**TASK DIRECTIONS:** Count how many lines contain "STEREO" and reply with that number only.

Stored dataset items
------------

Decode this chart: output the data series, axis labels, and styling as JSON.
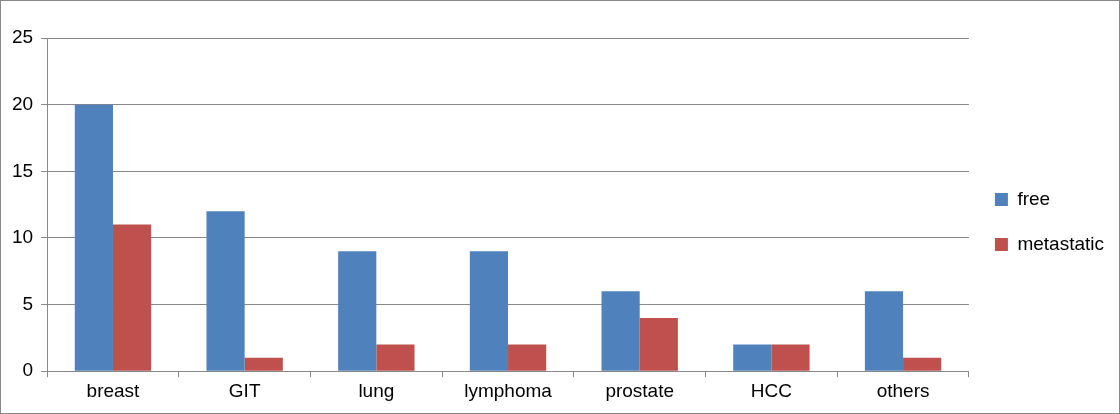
{
  "chart_data": {
    "type": "bar",
    "categories": [
      "breast",
      "GIT",
      "lung",
      "lymphoma",
      "prostate",
      "HCC",
      "others"
    ],
    "series": [
      {
        "name": "free",
        "color": "#4f81bd",
        "values": [
          20,
          12,
          9,
          9,
          6,
          2,
          6
        ]
      },
      {
        "name": "metastatic",
        "color": "#c0504d",
        "values": [
          11,
          1,
          2,
          2,
          4,
          2,
          1
        ]
      }
    ],
    "ylim": [
      0,
      25
    ],
    "yticks": [
      0,
      5,
      10,
      15,
      20,
      25
    ],
    "grid": "y",
    "legend": "right"
  }
}
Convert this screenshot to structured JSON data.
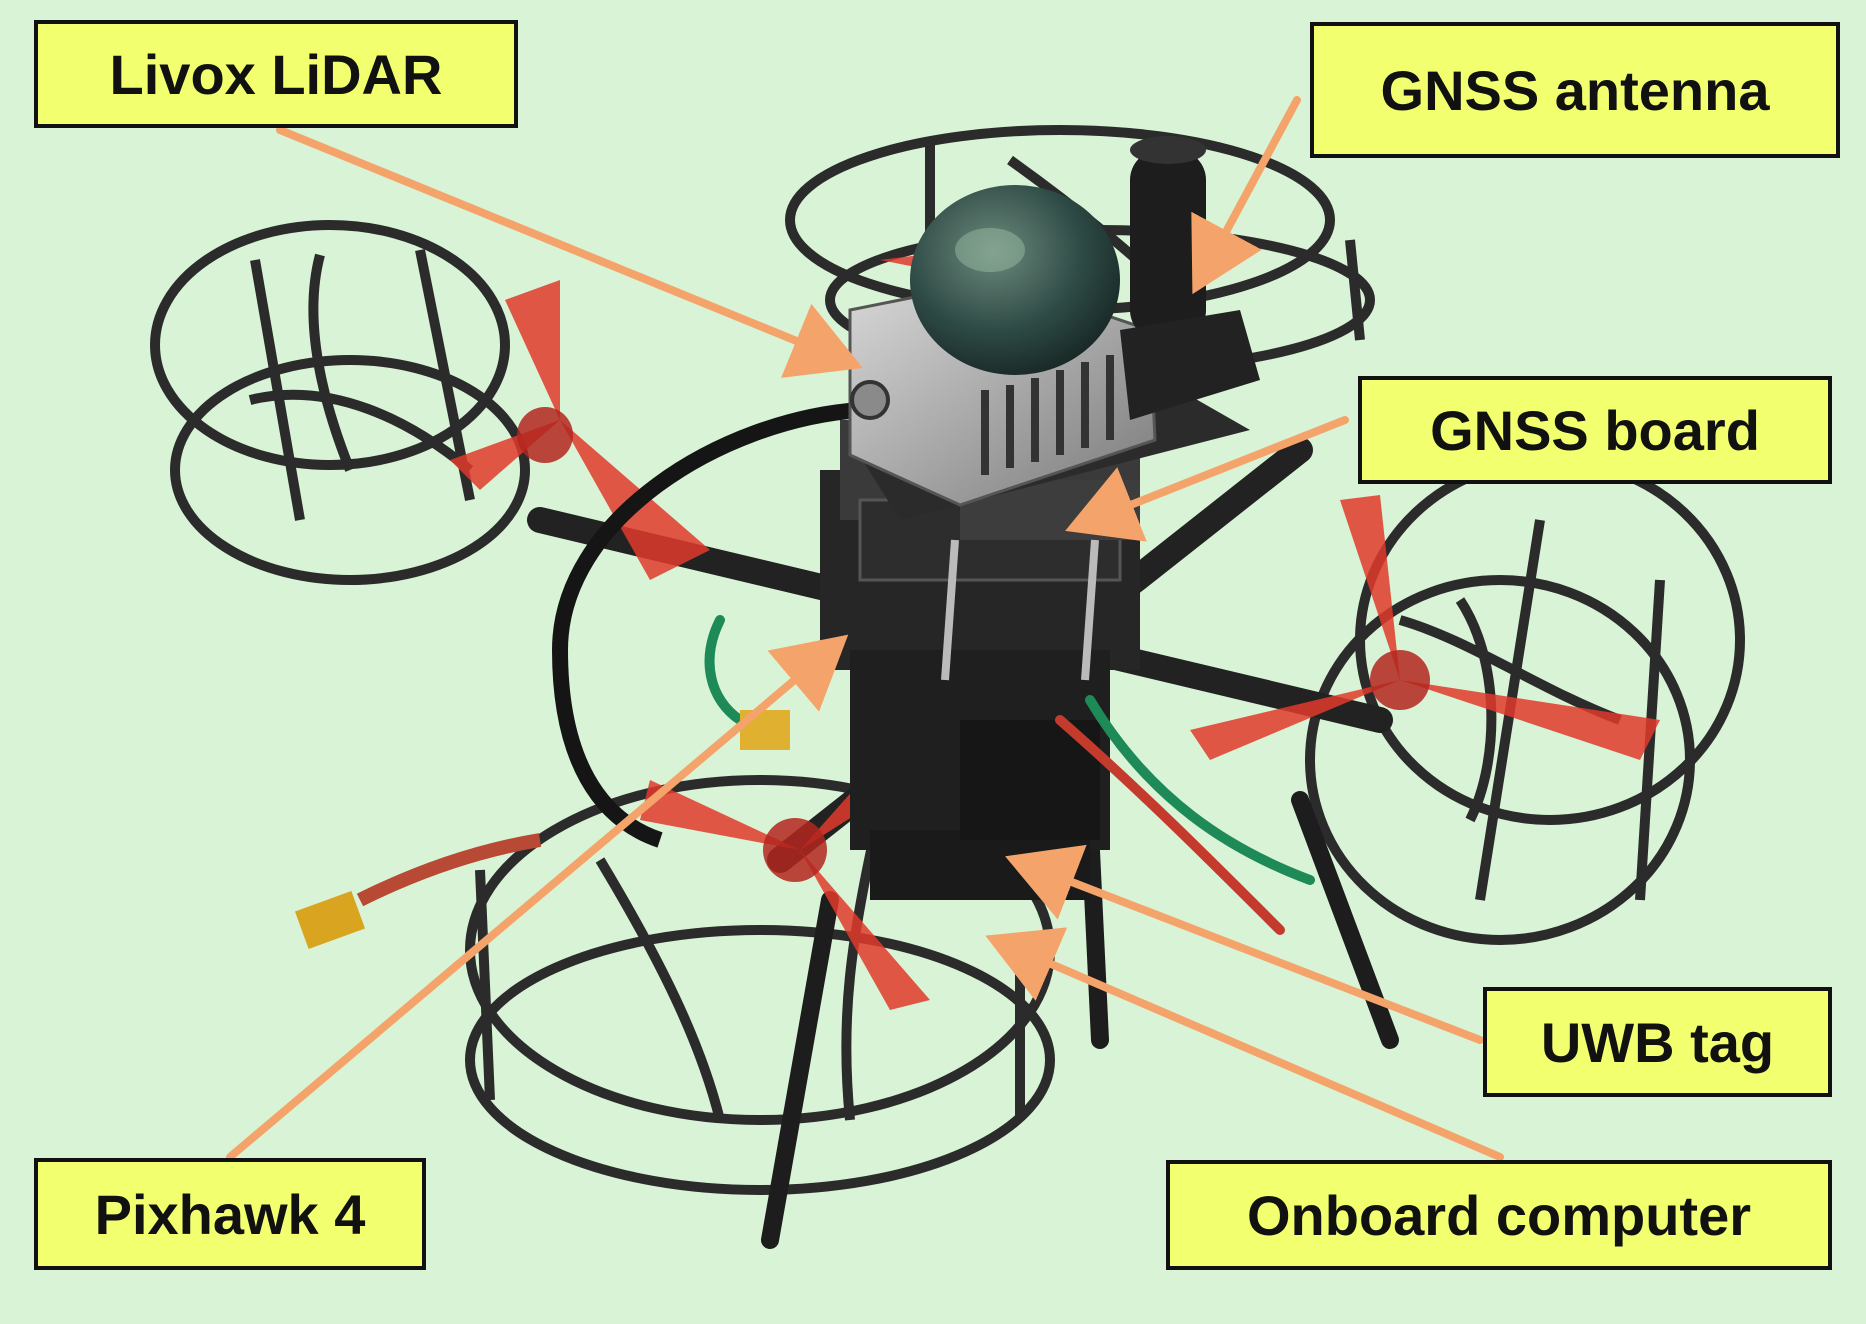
{
  "labels": {
    "lidar": "Livox LiDAR",
    "gnss_antenna": "GNSS antenna",
    "gnss_board": "GNSS board",
    "uwb_tag": "UWB tag",
    "onboard_computer": "Onboard computer",
    "pixhawk": "Pixhawk 4"
  },
  "colors": {
    "background": "#d9f3d6",
    "label_fill": "#f2ff6e",
    "arrow": "#f4a46a",
    "frame": "#2b2b2b",
    "propeller": "#e0392b"
  }
}
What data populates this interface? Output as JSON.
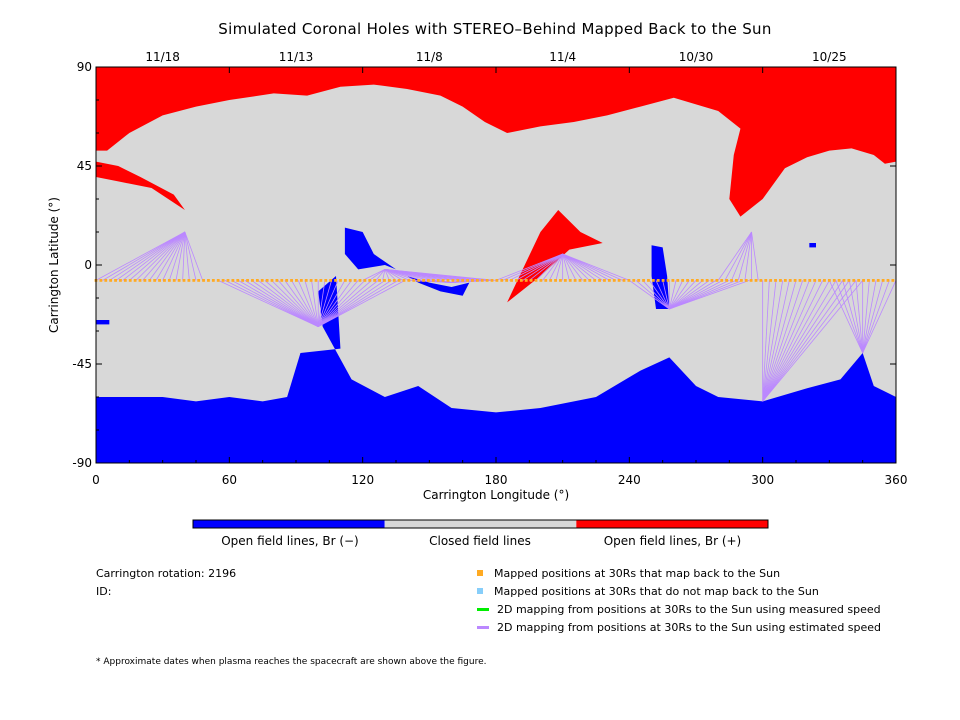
{
  "title": "Simulated Coronal Holes with STEREO–Behind Mapped Back to the Sun",
  "colors": {
    "open_negative": "#0000ff",
    "closed": "#d8d8d8",
    "open_positive": "#ff0000",
    "mapped_points": "#ffaa22",
    "unmapped_points": "#87cefa",
    "measured_speed_line": "#00ee00",
    "estimated_speed_line": "#bb88ff"
  },
  "colorbar": {
    "labels": [
      "Open field lines, Br (−)",
      "Closed field lines",
      "Open field lines, Br (+)"
    ]
  },
  "info": {
    "carrington_rotation": "Carrington rotation: 2196",
    "id": "ID:"
  },
  "legend": [
    {
      "label": "Mapped positions at 30Rs that map back to the Sun",
      "color": "#ffaa22",
      "kind": "square"
    },
    {
      "label": "Mapped positions at 30Rs that do not map back to the Sun",
      "color": "#87cefa",
      "kind": "square"
    },
    {
      "label": "2D mapping from positions at 30Rs to the Sun using measured speed",
      "color": "#00ee00",
      "kind": "line"
    },
    {
      "label": "2D mapping from positions at 30Rs to the Sun using estimated speed",
      "color": "#bb88ff",
      "kind": "line"
    }
  ],
  "footnote": "* Approximate dates when plasma reaches the spacecraft are shown above the figure.",
  "chart_data": {
    "type": "heatmap",
    "title": "Simulated Coronal Holes with STEREO–Behind Mapped Back to the Sun",
    "xlabel": "Carrington Longitude (°)",
    "ylabel": "Carrington Latitude (°)",
    "xlim": [
      0,
      360
    ],
    "ylim": [
      -90,
      90
    ],
    "x_ticks": [
      0,
      60,
      120,
      180,
      240,
      300,
      360
    ],
    "y_ticks": [
      -90,
      -45,
      0,
      45,
      90
    ],
    "top_axis_dates": [
      {
        "label": "11/18",
        "lon": 30
      },
      {
        "label": "11/13",
        "lon": 90
      },
      {
        "label": "11/8",
        "lon": 150
      },
      {
        "label": "11/4",
        "lon": 210
      },
      {
        "label": "10/30",
        "lon": 270
      },
      {
        "label": "10/25",
        "lon": 330
      }
    ],
    "categories": [
      "Open field lines, Br (−)",
      "Closed field lines",
      "Open field lines, Br (+)"
    ],
    "spacecraft_latitude": -7,
    "coronal_holes": [
      {
        "polarity": "positive",
        "polygon": [
          [
            0,
            90
          ],
          [
            360,
            90
          ],
          [
            360,
            47
          ],
          [
            355,
            46
          ],
          [
            350,
            50
          ],
          [
            340,
            53
          ],
          [
            330,
            52
          ],
          [
            320,
            49
          ],
          [
            310,
            44
          ],
          [
            300,
            30
          ],
          [
            290,
            22
          ],
          [
            285,
            30
          ],
          [
            287,
            50
          ],
          [
            290,
            62
          ],
          [
            280,
            70
          ],
          [
            260,
            76
          ],
          [
            245,
            72
          ],
          [
            230,
            68
          ],
          [
            215,
            65
          ],
          [
            200,
            63
          ],
          [
            185,
            60
          ],
          [
            175,
            65
          ],
          [
            165,
            72
          ],
          [
            155,
            77
          ],
          [
            140,
            80
          ],
          [
            125,
            82
          ],
          [
            110,
            81
          ],
          [
            95,
            77
          ],
          [
            80,
            78
          ],
          [
            60,
            75
          ],
          [
            45,
            72
          ],
          [
            30,
            68
          ],
          [
            15,
            60
          ],
          [
            5,
            52
          ],
          [
            0,
            52
          ]
        ]
      },
      {
        "polarity": "positive",
        "polygon": [
          [
            0,
            40
          ],
          [
            10,
            38
          ],
          [
            25,
            35
          ],
          [
            40,
            25
          ],
          [
            35,
            32
          ],
          [
            20,
            40
          ],
          [
            10,
            45
          ],
          [
            0,
            47
          ]
        ]
      },
      {
        "polarity": "positive",
        "polygon": [
          [
            185,
            -17
          ],
          [
            200,
            -5
          ],
          [
            213,
            7
          ],
          [
            228,
            10
          ],
          [
            218,
            15
          ],
          [
            208,
            25
          ],
          [
            200,
            15
          ],
          [
            192,
            -2
          ]
        ]
      },
      {
        "polarity": "negative",
        "polygon": [
          [
            0,
            -90
          ],
          [
            360,
            -90
          ],
          [
            360,
            -60
          ],
          [
            350,
            -55
          ],
          [
            345,
            -40
          ],
          [
            335,
            -52
          ],
          [
            320,
            -56
          ],
          [
            300,
            -62
          ],
          [
            280,
            -60
          ],
          [
            270,
            -55
          ],
          [
            258,
            -42
          ],
          [
            245,
            -48
          ],
          [
            225,
            -60
          ],
          [
            200,
            -65
          ],
          [
            180,
            -67
          ],
          [
            160,
            -65
          ],
          [
            145,
            -55
          ],
          [
            130,
            -60
          ],
          [
            115,
            -52
          ],
          [
            102,
            -28
          ],
          [
            100,
            -12
          ],
          [
            108,
            -5
          ],
          [
            110,
            -38
          ],
          [
            92,
            -40
          ],
          [
            86,
            -60
          ],
          [
            75,
            -62
          ],
          [
            60,
            -60
          ],
          [
            45,
            -62
          ],
          [
            30,
            -60
          ],
          [
            15,
            -60
          ],
          [
            0,
            -60
          ]
        ]
      },
      {
        "polarity": "negative",
        "polygon": [
          [
            112,
            17
          ],
          [
            120,
            15
          ],
          [
            125,
            5
          ],
          [
            135,
            -2
          ],
          [
            130,
            0
          ],
          [
            118,
            -2
          ],
          [
            112,
            5
          ]
        ]
      },
      {
        "polarity": "negative",
        "polygon": [
          [
            250,
            9
          ],
          [
            255,
            8
          ],
          [
            257,
            -5
          ],
          [
            258,
            -20
          ],
          [
            252,
            -20
          ],
          [
            250,
            -5
          ]
        ]
      },
      {
        "polarity": "negative",
        "polygon": [
          [
            140,
            -5
          ],
          [
            150,
            -8
          ],
          [
            160,
            -10
          ],
          [
            168,
            -8
          ],
          [
            165,
            -14
          ],
          [
            155,
            -12
          ],
          [
            145,
            -8
          ]
        ]
      },
      {
        "polarity": "negative",
        "polygon": [
          [
            321,
            10
          ],
          [
            324,
            10
          ],
          [
            324,
            8
          ],
          [
            321,
            8
          ]
        ]
      },
      {
        "polarity": "negative",
        "polygon": [
          [
            0,
            -25
          ],
          [
            6,
            -25
          ],
          [
            6,
            -27
          ],
          [
            0,
            -27
          ]
        ]
      }
    ],
    "field_line_fans": [
      {
        "target": [
          40,
          15
        ],
        "lon_start": 0,
        "lon_end": 50,
        "speed": "estimated"
      },
      {
        "target": [
          100,
          -28
        ],
        "lon_start": 55,
        "lon_end": 140,
        "speed": "estimated"
      },
      {
        "target": [
          130,
          -2
        ],
        "lon_start": 120,
        "lon_end": 180,
        "speed": "estimated"
      },
      {
        "target": [
          160,
          -8
        ],
        "lon_start": 140,
        "lon_end": 180,
        "speed": "estimated"
      },
      {
        "target": [
          210,
          5
        ],
        "lon_start": 180,
        "lon_end": 240,
        "speed": "estimated"
      },
      {
        "target": [
          258,
          -20
        ],
        "lon_start": 240,
        "lon_end": 295,
        "speed": "estimated"
      },
      {
        "target": [
          295,
          15
        ],
        "lon_start": 280,
        "lon_end": 300,
        "speed": "estimated"
      },
      {
        "target": [
          300,
          -62
        ],
        "lon_start": 300,
        "lon_end": 345,
        "speed": "estimated"
      },
      {
        "target": [
          345,
          -40
        ],
        "lon_start": 330,
        "lon_end": 360,
        "speed": "estimated"
      }
    ]
  }
}
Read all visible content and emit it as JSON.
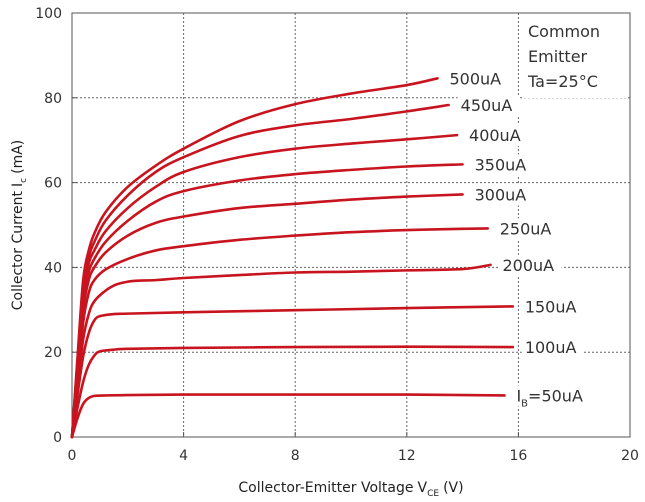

------------

**FINAL RESULT:** 2